• _Aim of the exercise_
In the copy, include every entry exactly but none of the pictures.

• _Data excerpts_

○ ○ ○ ○ ○ ○ ○

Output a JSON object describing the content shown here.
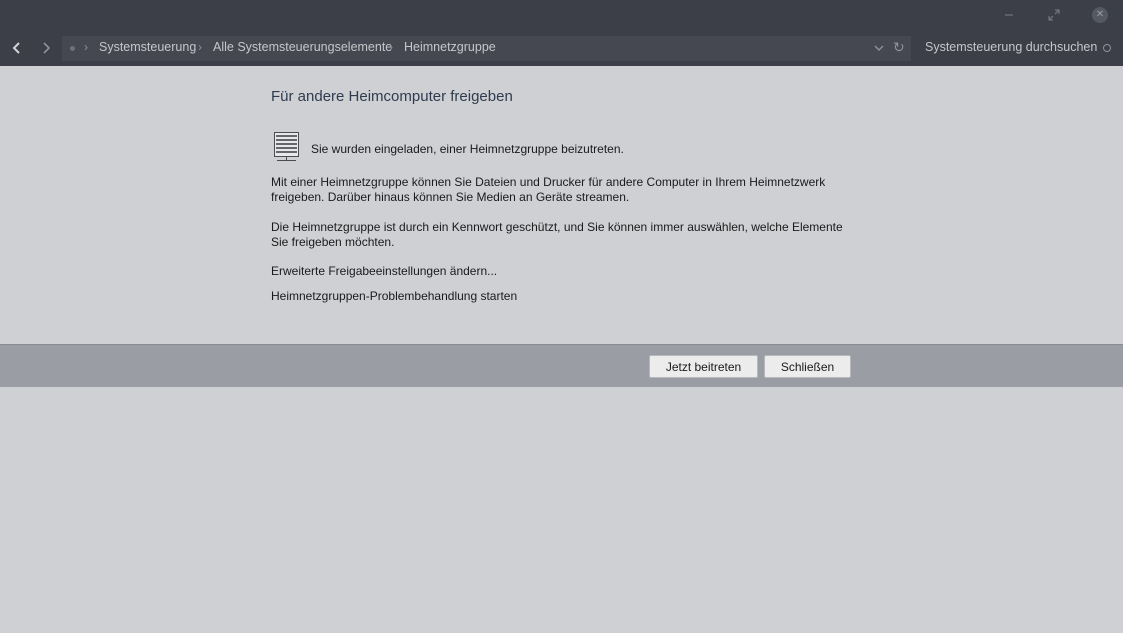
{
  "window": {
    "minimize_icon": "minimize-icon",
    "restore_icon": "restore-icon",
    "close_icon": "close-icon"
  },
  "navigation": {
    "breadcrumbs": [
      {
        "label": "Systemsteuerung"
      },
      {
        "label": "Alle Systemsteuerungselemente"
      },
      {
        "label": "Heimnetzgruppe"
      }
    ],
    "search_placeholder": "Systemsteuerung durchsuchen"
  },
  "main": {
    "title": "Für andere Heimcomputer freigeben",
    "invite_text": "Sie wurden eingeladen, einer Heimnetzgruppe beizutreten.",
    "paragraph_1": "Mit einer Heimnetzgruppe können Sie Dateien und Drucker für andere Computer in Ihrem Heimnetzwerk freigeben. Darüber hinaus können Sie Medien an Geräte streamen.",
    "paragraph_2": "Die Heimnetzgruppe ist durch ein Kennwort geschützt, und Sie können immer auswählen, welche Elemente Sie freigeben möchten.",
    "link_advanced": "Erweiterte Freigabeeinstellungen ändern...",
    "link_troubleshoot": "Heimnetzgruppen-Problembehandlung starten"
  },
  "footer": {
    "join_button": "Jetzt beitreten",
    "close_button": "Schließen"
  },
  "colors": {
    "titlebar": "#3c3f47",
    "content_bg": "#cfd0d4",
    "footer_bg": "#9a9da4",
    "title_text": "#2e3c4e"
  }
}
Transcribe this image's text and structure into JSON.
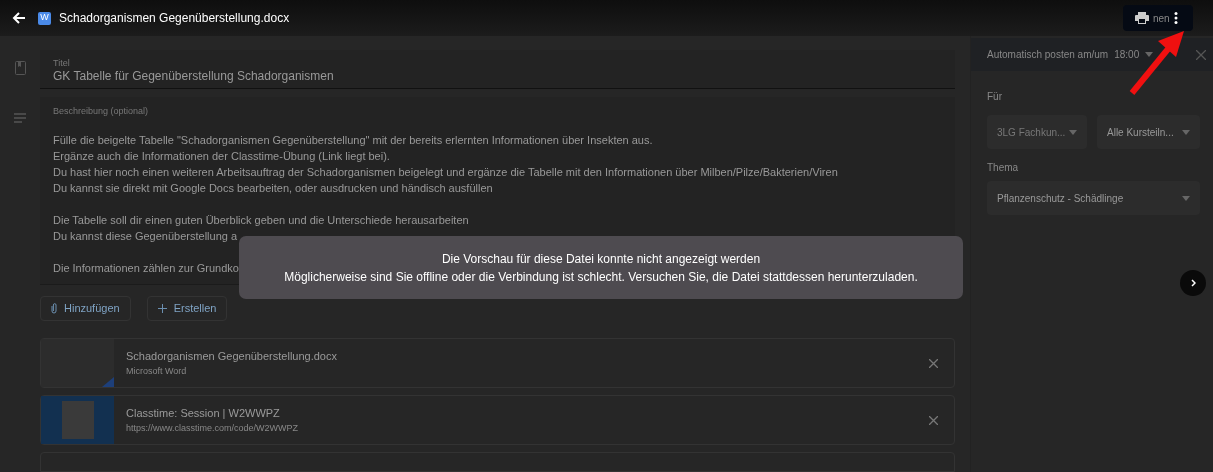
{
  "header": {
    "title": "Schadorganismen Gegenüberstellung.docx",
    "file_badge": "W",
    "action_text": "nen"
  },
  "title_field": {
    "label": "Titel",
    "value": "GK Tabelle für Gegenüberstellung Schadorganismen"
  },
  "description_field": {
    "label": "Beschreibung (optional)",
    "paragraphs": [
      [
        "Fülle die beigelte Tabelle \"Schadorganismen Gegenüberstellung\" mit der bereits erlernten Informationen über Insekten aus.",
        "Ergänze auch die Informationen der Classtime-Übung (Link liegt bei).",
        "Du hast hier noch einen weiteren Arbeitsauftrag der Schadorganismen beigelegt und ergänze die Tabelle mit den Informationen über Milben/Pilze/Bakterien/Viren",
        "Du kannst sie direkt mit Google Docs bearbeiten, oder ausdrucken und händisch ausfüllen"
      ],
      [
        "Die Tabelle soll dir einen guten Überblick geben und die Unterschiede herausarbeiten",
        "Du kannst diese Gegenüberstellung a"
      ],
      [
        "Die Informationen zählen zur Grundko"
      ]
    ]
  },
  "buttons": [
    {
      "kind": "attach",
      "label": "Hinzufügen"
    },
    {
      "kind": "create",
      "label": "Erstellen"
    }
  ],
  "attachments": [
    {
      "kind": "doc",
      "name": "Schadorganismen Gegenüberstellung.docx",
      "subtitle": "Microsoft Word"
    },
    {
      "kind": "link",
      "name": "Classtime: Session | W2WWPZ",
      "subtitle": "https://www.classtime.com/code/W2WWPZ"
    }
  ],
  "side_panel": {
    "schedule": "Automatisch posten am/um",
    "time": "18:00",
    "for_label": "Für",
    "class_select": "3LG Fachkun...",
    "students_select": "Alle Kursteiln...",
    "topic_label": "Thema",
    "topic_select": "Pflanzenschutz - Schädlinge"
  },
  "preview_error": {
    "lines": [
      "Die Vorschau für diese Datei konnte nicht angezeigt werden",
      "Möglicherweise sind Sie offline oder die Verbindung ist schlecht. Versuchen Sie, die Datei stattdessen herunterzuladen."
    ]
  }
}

○ ○ ○ ○ ○ ○ ○

• _Full output_
Output a JSON object describing the content shown here.
{
  "window": {
    "minimize_icon": "minimize-icon",
    "restore_icon": "restore-icon",
    "close_icon": "close-icon"
  },
  "navigation": {
    "breadcrumbs": [
      {
        "label": "Systemsteuerung"
      },
      {
        "label": "Alle Systemsteuerungselemente"
      },
      {
        "label": "Heimnetzgruppe"
      }
    ],
    "search_placeholder": "Systemsteuerung durchsuchen"
  },
  "main": {
    "title": "Für andere Heimcomputer freigeben",
    "invite_text": "Sie wurden eingeladen, einer Heimnetzgruppe beizutreten.",
    "paragraph_1": "Mit einer Heimnetzgruppe können Sie Dateien und Drucker für andere Computer in Ihrem Heimnetzwerk freigeben. Darüber hinaus können Sie Medien an Geräte streamen.",
    "paragraph_2": "Die Heimnetzgruppe ist durch ein Kennwort geschützt, und Sie können immer auswählen, welche Elemente Sie freigeben möchten.",
    "link_advanced": "Erweiterte Freigabeeinstellungen ändern...",
    "link_troubleshoot": "Heimnetzgruppen-Problembehandlung starten"
  },
  "footer": {
    "join_button": "Jetzt beitreten",
    "close_button": "Schließen"
  },
  "colors": {
    "titlebar": "#3c3f47",
    "content_bg": "#cfd0d4",
    "footer_bg": "#9a9da4",
    "title_text": "#2e3c4e"
  }
}
Transcribe this image's text and structure into JSON.
{
  "header": {
    "title": "Schadorganismen Gegenüberstellung.docx",
    "file_badge": "W",
    "action_text": "nen"
  },
  "title_field": {
    "label": "Titel",
    "value": "GK Tabelle für Gegenüberstellung Schadorganismen"
  },
  "description_field": {
    "label": "Beschreibung (optional)",
    "paragraphs": [
      [
        "Fülle die beigelte Tabelle \"Schadorganismen Gegenüberstellung\" mit der bereits erlernten Informationen über Insekten aus.",
        "Ergänze auch die Informationen der Classtime-Übung (Link liegt bei).",
        "Du hast hier noch einen weiteren Arbeitsauftrag der Schadorganismen beigelegt und ergänze die Tabelle mit den Informationen über Milben/Pilze/Bakterien/Viren",
        "Du kannst sie direkt mit Google Docs bearbeiten, oder ausdrucken und händisch ausfüllen"
      ],
      [
        "Die Tabelle soll dir einen guten Überblick geben und die Unterschiede herausarbeiten",
        "Du kannst diese Gegenüberstellung a"
      ],
      [
        "Die Informationen zählen zur Grundko"
      ]
    ]
  },
  "buttons": [
    {
      "kind": "attach",
      "label": "Hinzufügen"
    },
    {
      "kind": "create",
      "label": "Erstellen"
    }
  ],
  "attachments": [
    {
      "kind": "doc",
      "name": "Schadorganismen Gegenüberstellung.docx",
      "subtitle": "Microsoft Word"
    },
    {
      "kind": "link",
      "name": "Classtime: Session | W2WWPZ",
      "subtitle": "https://www.classtime.com/code/W2WWPZ"
    }
  ],
  "side_panel": {
    "schedule": "Automatisch posten am/um",
    "time": "18:00",
    "for_label": "Für",
    "class_select": "3LG Fachkun...",
    "students_select": "Alle Kursteiln...",
    "topic_label": "Thema",
    "topic_select": "Pflanzenschutz - Schädlinge"
  },
  "preview_error": {
    "lines": [
      "Die Vorschau für diese Datei konnte nicht angezeigt werden",
      "Möglicherweise sind Sie offline oder die Verbindung ist schlecht. Versuchen Sie, die Datei stattdessen herunterzuladen."
    ]
  }
}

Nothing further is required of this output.